Exercise brief:
Without the pictures, output the records below word for word.

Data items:

----

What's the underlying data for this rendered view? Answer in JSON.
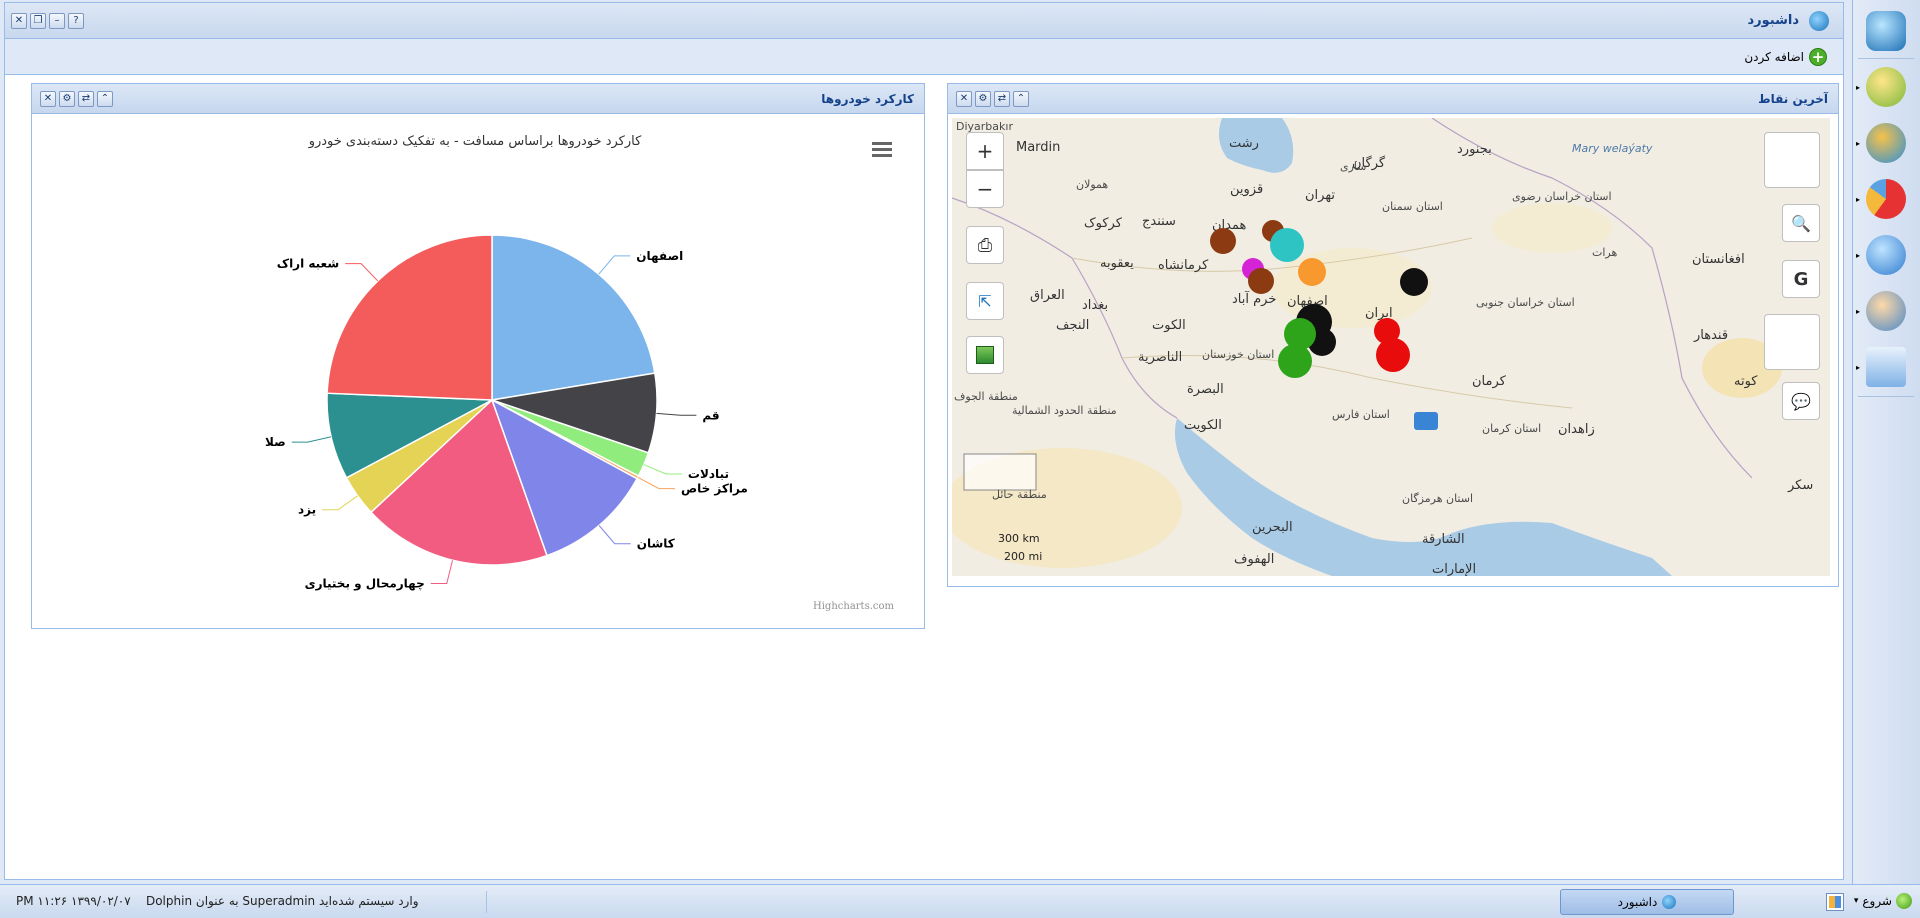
{
  "window": {
    "title": "داشبورد"
  },
  "toolbar": {
    "add_label": "اضافه کردن"
  },
  "portlets": {
    "map": {
      "title": "آخرین نقاط"
    },
    "chart": {
      "title": "کارکرد خودروها"
    }
  },
  "map": {
    "zoom_in": "+",
    "zoom_out": "−",
    "google_label": "G",
    "scale_km": "300 km",
    "scale_mi": "200 mi",
    "labels": [
      "Diyarbakır",
      "Mardin",
      "Mary welaýaty",
      "گرگان",
      "بجنورد",
      "ساری",
      "رشت",
      "قزوین",
      "تهران",
      "همدان",
      "کرکوک",
      "سنندج",
      "یعقوبه",
      "کرمانشاه",
      "العراق",
      "بغداد",
      "خرم آباد",
      "اصفهان",
      "ایران",
      "النجف",
      "الکوت",
      "الناصریة",
      "البصرة",
      "الکویت",
      "استان خوزستان",
      "کرمان",
      "زاهدان",
      "افغانستان",
      "هرات",
      "قندهار",
      "کوته",
      "استان خراسان رضوی",
      "استان خراسان جنوبی",
      "استان سمنان",
      "استان فارس",
      "استان کرمان",
      "استان هرمزگان",
      "البحرين",
      "الشارقة",
      "الهفوف",
      "الإمارات",
      "سکر",
      "منطقة حائل",
      "منطقة الحدود الشمالية",
      "منطقة الجوف",
      "همولان"
    ]
  },
  "chart_data": {
    "type": "pie",
    "title": "کارکرد خودروها براساس مسافت - به تفکیک دسته‌بندی خودرو",
    "credit": "Highcharts.com",
    "series": [
      {
        "name": "اصفهان",
        "value": 23,
        "color": "#7cb5ec"
      },
      {
        "name": "قم",
        "value": 8,
        "color": "#434348"
      },
      {
        "name": "تبادلات",
        "value": 2.5,
        "color": "#90ed7d"
      },
      {
        "name": "مراکز خاص",
        "value": 0.3,
        "color": "#f7a35c"
      },
      {
        "name": "کاشان",
        "value": 12,
        "color": "#8085e9"
      },
      {
        "name": "چهارمحال و بختیاری",
        "value": 19,
        "color": "#f15c80"
      },
      {
        "name": "یزد",
        "value": 4.2,
        "color": "#e4d354"
      },
      {
        "name": "صلا",
        "value": 8.7,
        "color": "#2b908f"
      },
      {
        "name": "شعبه اراک",
        "value": 25,
        "color": "#f45b5b"
      }
    ]
  },
  "launcher": {
    "items": [
      "app-logo",
      "users-icon",
      "globe-icon",
      "pie-chart-icon",
      "media-icon",
      "user-settings-icon",
      "messages-icon"
    ]
  },
  "taskbar": {
    "start_label": "شروع",
    "task_label": "داشبورد",
    "status": "PM ۱۱:۲۶ ۱۳۹۹/۰۲/۰۷",
    "login_message": "Dolphin به عنوان Superadmin وارد سیستم شده‌اید"
  }
}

----

Response to the task:
What's the underlying data for this rendered view? Answer in JSON.
{
  "window": {
    "title": "داشبورد"
  },
  "toolbar": {
    "add_label": "اضافه کردن"
  },
  "portlets": {
    "map": {
      "title": "آخرین نقاط"
    },
    "chart": {
      "title": "کارکرد خودروها"
    }
  },
  "map": {
    "zoom_in": "+",
    "zoom_out": "−",
    "google_label": "G",
    "scale_km": "300 km",
    "scale_mi": "200 mi",
    "labels": [
      "Diyarbakır",
      "Mardin",
      "Mary welaýaty",
      "گرگان",
      "بجنورد",
      "ساری",
      "رشت",
      "قزوین",
      "تهران",
      "همدان",
      "کرکوک",
      "سنندج",
      "یعقوبه",
      "کرمانشاه",
      "العراق",
      "بغداد",
      "خرم آباد",
      "اصفهان",
      "ایران",
      "النجف",
      "الکوت",
      "الناصریة",
      "البصرة",
      "الکویت",
      "استان خوزستان",
      "کرمان",
      "زاهدان",
      "افغانستان",
      "هرات",
      "قندهار",
      "کوته",
      "استان خراسان رضوی",
      "استان خراسان جنوبی",
      "استان سمنان",
      "استان فارس",
      "استان کرمان",
      "استان هرمزگان",
      "البحرين",
      "الشارقة",
      "الهفوف",
      "الإمارات",
      "سکر",
      "منطقة حائل",
      "منطقة الحدود الشمالية",
      "منطقة الجوف",
      "همولان"
    ]
  },
  "chart_data": {
    "type": "pie",
    "title": "کارکرد خودروها براساس مسافت - به تفکیک دسته‌بندی خودرو",
    "credit": "Highcharts.com",
    "series": [
      {
        "name": "اصفهان",
        "value": 23,
        "color": "#7cb5ec"
      },
      {
        "name": "قم",
        "value": 8,
        "color": "#434348"
      },
      {
        "name": "تبادلات",
        "value": 2.5,
        "color": "#90ed7d"
      },
      {
        "name": "مراکز خاص",
        "value": 0.3,
        "color": "#f7a35c"
      },
      {
        "name": "کاشان",
        "value": 12,
        "color": "#8085e9"
      },
      {
        "name": "چهارمحال و بختیاری",
        "value": 19,
        "color": "#f15c80"
      },
      {
        "name": "یزد",
        "value": 4.2,
        "color": "#e4d354"
      },
      {
        "name": "صلا",
        "value": 8.7,
        "color": "#2b908f"
      },
      {
        "name": "شعبه اراک",
        "value": 25,
        "color": "#f45b5b"
      }
    ]
  },
  "launcher": {
    "items": [
      "app-logo",
      "users-icon",
      "globe-icon",
      "pie-chart-icon",
      "media-icon",
      "user-settings-icon",
      "messages-icon"
    ]
  },
  "taskbar": {
    "start_label": "شروع",
    "task_label": "داشبورد",
    "status": "PM ۱۱:۲۶ ۱۳۹۹/۰۲/۰۷",
    "login_message": "Dolphin به عنوان Superadmin وارد سیستم شده‌اید"
  }
}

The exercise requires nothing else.